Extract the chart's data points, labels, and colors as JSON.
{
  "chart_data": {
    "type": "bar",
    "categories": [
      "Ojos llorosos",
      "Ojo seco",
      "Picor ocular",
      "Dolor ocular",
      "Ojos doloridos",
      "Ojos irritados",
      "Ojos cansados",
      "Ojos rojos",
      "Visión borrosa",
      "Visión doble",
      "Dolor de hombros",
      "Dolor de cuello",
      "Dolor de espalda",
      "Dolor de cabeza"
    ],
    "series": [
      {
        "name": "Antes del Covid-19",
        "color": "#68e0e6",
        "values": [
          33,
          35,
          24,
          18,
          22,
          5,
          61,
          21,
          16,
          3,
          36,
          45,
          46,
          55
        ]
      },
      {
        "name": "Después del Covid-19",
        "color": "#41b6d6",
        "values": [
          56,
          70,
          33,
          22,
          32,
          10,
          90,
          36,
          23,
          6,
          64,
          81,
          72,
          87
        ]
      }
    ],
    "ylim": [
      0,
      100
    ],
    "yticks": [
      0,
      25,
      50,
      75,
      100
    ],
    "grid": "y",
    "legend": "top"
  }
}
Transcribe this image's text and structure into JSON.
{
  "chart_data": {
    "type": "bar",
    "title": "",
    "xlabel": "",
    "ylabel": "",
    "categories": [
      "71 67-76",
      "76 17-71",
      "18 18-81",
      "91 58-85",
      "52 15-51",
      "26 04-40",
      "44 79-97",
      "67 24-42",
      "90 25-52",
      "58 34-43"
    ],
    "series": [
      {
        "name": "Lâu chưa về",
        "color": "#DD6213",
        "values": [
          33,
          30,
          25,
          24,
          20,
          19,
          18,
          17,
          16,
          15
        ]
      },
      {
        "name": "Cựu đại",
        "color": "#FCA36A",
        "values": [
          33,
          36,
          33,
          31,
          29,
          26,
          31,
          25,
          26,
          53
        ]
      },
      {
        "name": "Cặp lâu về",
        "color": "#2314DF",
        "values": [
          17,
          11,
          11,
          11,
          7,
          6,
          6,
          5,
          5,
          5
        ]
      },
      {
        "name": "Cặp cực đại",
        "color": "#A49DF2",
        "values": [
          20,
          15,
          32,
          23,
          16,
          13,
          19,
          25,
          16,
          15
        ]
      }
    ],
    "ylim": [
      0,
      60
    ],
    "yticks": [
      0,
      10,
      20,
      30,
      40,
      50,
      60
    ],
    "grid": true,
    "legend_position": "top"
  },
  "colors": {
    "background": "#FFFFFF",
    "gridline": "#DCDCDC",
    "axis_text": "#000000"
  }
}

------------------------------------------------

Task to complete
Extract the entries above verbatim.

Full output
Extract the chart's data points, labels, and colors as JSON.
{
  "chart_data": {
    "type": "bar",
    "categories": [
      "Ojos llorosos",
      "Ojo seco",
      "Picor ocular",
      "Dolor ocular",
      "Ojos doloridos",
      "Ojos irritados",
      "Ojos cansados",
      "Ojos rojos",
      "Visión borrosa",
      "Visión doble",
      "Dolor de hombros",
      "Dolor de cuello",
      "Dolor de espalda",
      "Dolor de cabeza"
    ],
    "series": [
      {
        "name": "Antes del Covid-19",
        "color": "#68e0e6",
        "values": [
          33,
          35,
          24,
          18,
          22,
          5,
          61,
          21,
          16,
          3,
          36,
          45,
          46,
          55
        ]
      },
      {
        "name": "Después del Covid-19",
        "color": "#41b6d6",
        "values": [
          56,
          70,
          33,
          22,
          32,
          10,
          90,
          36,
          23,
          6,
          64,
          81,
          72,
          87
        ]
      }
    ],
    "ylim": [
      0,
      100
    ],
    "yticks": [
      0,
      25,
      50,
      75,
      100
    ],
    "grid": "y",
    "legend": "top"
  }
}
Transcribe this image's text and structure into JSON.
{
  "chart_data": {
    "type": "bar",
    "title": "",
    "xlabel": "",
    "ylabel": "",
    "categories": [
      "71 67-76",
      "76 17-71",
      "18 18-81",
      "91 58-85",
      "52 15-51",
      "26 04-40",
      "44 79-97",
      "67 24-42",
      "90 25-52",
      "58 34-43"
    ],
    "series": [
      {
        "name": "Lâu chưa về",
        "color": "#DD6213",
        "values": [
          33,
          30,
          25,
          24,
          20,
          19,
          18,
          17,
          16,
          15
        ]
      },
      {
        "name": "Cựu đại",
        "color": "#FCA36A",
        "values": [
          33,
          36,
          33,
          31,
          29,
          26,
          31,
          25,
          26,
          53
        ]
      },
      {
        "name": "Cặp lâu về",
        "color": "#2314DF",
        "values": [
          17,
          11,
          11,
          11,
          7,
          6,
          6,
          5,
          5,
          5
        ]
      },
      {
        "name": "Cặp cực đại",
        "color": "#A49DF2",
        "values": [
          20,
          15,
          32,
          23,
          16,
          13,
          19,
          25,
          16,
          15
        ]
      }
    ],
    "ylim": [
      0,
      60
    ],
    "yticks": [
      0,
      10,
      20,
      30,
      40,
      50,
      60
    ],
    "grid": true,
    "legend_position": "top"
  },
  "colors": {
    "background": "#FFFFFF",
    "gridline": "#DCDCDC",
    "axis_text": "#000000"
  }
}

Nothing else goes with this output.